Pictures appear in the records below; write out everything else exactly.

═════ Data provided

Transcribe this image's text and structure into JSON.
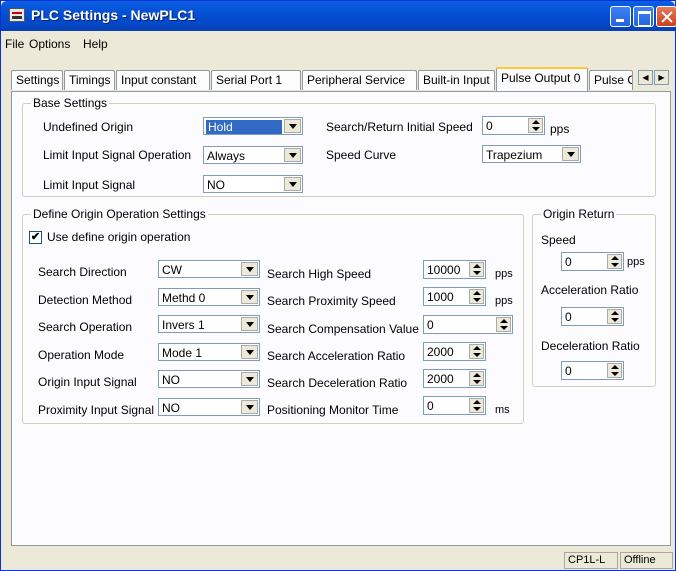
{
  "window": {
    "title": "PLC Settings - NewPLC1"
  },
  "menu": [
    "File",
    "Options",
    "Help"
  ],
  "tabs": [
    "Settings",
    "Timings",
    "Input constant",
    "Serial Port 1",
    "Peripheral Service",
    "Built-in Input",
    "Pulse Output 0",
    "Pulse O"
  ],
  "base_settings": {
    "title": "Base Settings",
    "undefined_origin": {
      "label": "Undefined Origin",
      "value": "Hold"
    },
    "limit_input_signal_operation": {
      "label": "Limit Input Signal Operation",
      "value": "Always"
    },
    "limit_input_signal": {
      "label": "Limit Input Signal",
      "value": "NO"
    },
    "search_return_initial_speed": {
      "label": "Search/Return Initial Speed",
      "value": "0",
      "unit": "pps"
    },
    "speed_curve": {
      "label": "Speed Curve",
      "value": "Trapezium"
    }
  },
  "define_origin": {
    "title": "Define Origin Operation Settings",
    "use_checkbox_label": "Use define origin operation",
    "search_direction": {
      "label": "Search Direction",
      "value": "CW"
    },
    "detection_method": {
      "label": "Detection Method",
      "value": "Methd 0"
    },
    "search_operation": {
      "label": "Search Operation",
      "value": "Invers 1"
    },
    "operation_mode": {
      "label": "Operation Mode",
      "value": "Mode 1"
    },
    "origin_input_signal": {
      "label": "Origin Input Signal",
      "value": "NO"
    },
    "proximity_input_signal": {
      "label": "Proximity Input Signal",
      "value": "NO"
    },
    "search_high_speed": {
      "label": "Search High Speed",
      "value": "10000",
      "unit": "pps"
    },
    "search_proximity_speed": {
      "label": "Search Proximity Speed",
      "value": "1000",
      "unit": "pps"
    },
    "search_compensation_value": {
      "label": "Search Compensation Value",
      "value": "0"
    },
    "search_acceleration_ratio": {
      "label": "Search Acceleration Ratio",
      "value": "2000"
    },
    "search_deceleration_ratio": {
      "label": "Search Deceleration Ratio",
      "value": "2000"
    },
    "positioning_monitor_time": {
      "label": "Positioning Monitor Time",
      "value": "0",
      "unit": "ms"
    }
  },
  "origin_return": {
    "title": "Origin Return",
    "speed": {
      "label": "Speed",
      "value": "0",
      "unit": "pps"
    },
    "acceleration_ratio": {
      "label": "Acceleration Ratio",
      "value": "0"
    },
    "deceleration_ratio": {
      "label": "Deceleration Ratio",
      "value": "0"
    }
  },
  "status": {
    "model": "CP1L-L",
    "state": "Offline"
  },
  "colors": {
    "title_bar": "#0450d4",
    "selection": "#316ac5",
    "active_tab_accent": "#ffc83c"
  }
}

══════════

Solution for this problem:
Transcribe this image's text and structure into JSON.
{
  "window": {
    "title": "PLC Settings - NewPLC1"
  },
  "menu": [
    "File",
    "Options",
    "Help"
  ],
  "tabs": [
    "Settings",
    "Timings",
    "Input constant",
    "Serial Port 1",
    "Peripheral Service",
    "Built-in Input",
    "Pulse Output 0",
    "Pulse O"
  ],
  "base_settings": {
    "title": "Base Settings",
    "undefined_origin": {
      "label": "Undefined Origin",
      "value": "Hold"
    },
    "limit_input_signal_operation": {
      "label": "Limit Input Signal Operation",
      "value": "Always"
    },
    "limit_input_signal": {
      "label": "Limit Input Signal",
      "value": "NO"
    },
    "search_return_initial_speed": {
      "label": "Search/Return Initial Speed",
      "value": "0",
      "unit": "pps"
    },
    "speed_curve": {
      "label": "Speed Curve",
      "value": "Trapezium"
    }
  },
  "define_origin": {
    "title": "Define Origin Operation Settings",
    "use_checkbox_label": "Use define origin operation",
    "search_direction": {
      "label": "Search Direction",
      "value": "CW"
    },
    "detection_method": {
      "label": "Detection Method",
      "value": "Methd 0"
    },
    "search_operation": {
      "label": "Search Operation",
      "value": "Invers 1"
    },
    "operation_mode": {
      "label": "Operation Mode",
      "value": "Mode 1"
    },
    "origin_input_signal": {
      "label": "Origin Input Signal",
      "value": "NO"
    },
    "proximity_input_signal": {
      "label": "Proximity Input Signal",
      "value": "NO"
    },
    "search_high_speed": {
      "label": "Search High Speed",
      "value": "10000",
      "unit": "pps"
    },
    "search_proximity_speed": {
      "label": "Search Proximity Speed",
      "value": "1000",
      "unit": "pps"
    },
    "search_compensation_value": {
      "label": "Search Compensation Value",
      "value": "0"
    },
    "search_acceleration_ratio": {
      "label": "Search Acceleration Ratio",
      "value": "2000"
    },
    "search_deceleration_ratio": {
      "label": "Search Deceleration Ratio",
      "value": "2000"
    },
    "positioning_monitor_time": {
      "label": "Positioning Monitor Time",
      "value": "0",
      "unit": "ms"
    }
  },
  "origin_return": {
    "title": "Origin Return",
    "speed": {
      "label": "Speed",
      "value": "0",
      "unit": "pps"
    },
    "acceleration_ratio": {
      "label": "Acceleration Ratio",
      "value": "0"
    },
    "deceleration_ratio": {
      "label": "Deceleration Ratio",
      "value": "0"
    }
  },
  "status": {
    "model": "CP1L-L",
    "state": "Offline"
  },
  "colors": {
    "title_bar": "#0450d4",
    "selection": "#316ac5",
    "active_tab_accent": "#ffc83c"
  }
}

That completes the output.